* **TASK OBJECTIVE**: Gather up the lines with the word "structured" in them.

--- Start RECORDS TO USE ---

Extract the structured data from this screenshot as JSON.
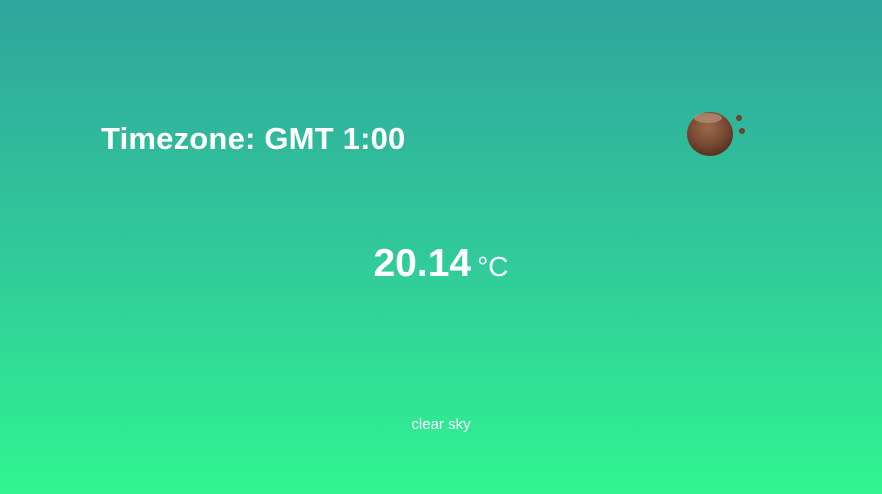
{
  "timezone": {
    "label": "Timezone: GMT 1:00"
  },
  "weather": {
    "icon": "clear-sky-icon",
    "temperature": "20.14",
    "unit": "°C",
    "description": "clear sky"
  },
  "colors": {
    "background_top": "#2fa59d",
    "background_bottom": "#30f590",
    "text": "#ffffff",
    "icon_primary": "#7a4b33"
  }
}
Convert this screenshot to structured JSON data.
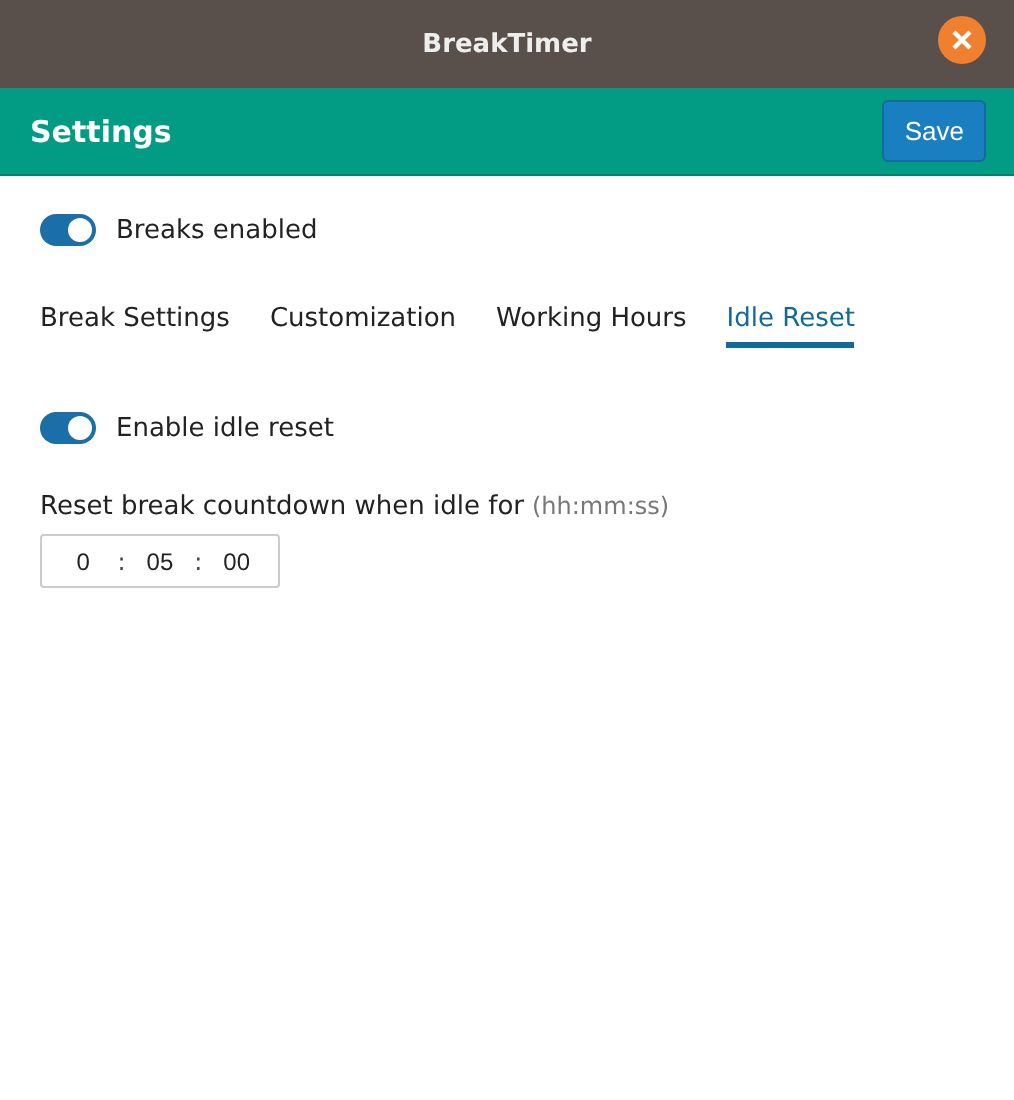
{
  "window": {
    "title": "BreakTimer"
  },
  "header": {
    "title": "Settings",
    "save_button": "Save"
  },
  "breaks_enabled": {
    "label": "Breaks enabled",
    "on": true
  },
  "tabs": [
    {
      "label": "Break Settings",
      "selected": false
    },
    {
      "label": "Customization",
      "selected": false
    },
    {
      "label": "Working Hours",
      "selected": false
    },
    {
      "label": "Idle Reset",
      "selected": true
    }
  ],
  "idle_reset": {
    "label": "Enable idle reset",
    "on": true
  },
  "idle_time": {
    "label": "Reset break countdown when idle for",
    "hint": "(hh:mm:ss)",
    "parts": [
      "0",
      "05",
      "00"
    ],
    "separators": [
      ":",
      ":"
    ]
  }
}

--- End RECORDS TO USE ---

* **ANSWER IN FULL**:
Extract the structured data from this screenshot as JSON.
Convert this screenshot to structured JSON data.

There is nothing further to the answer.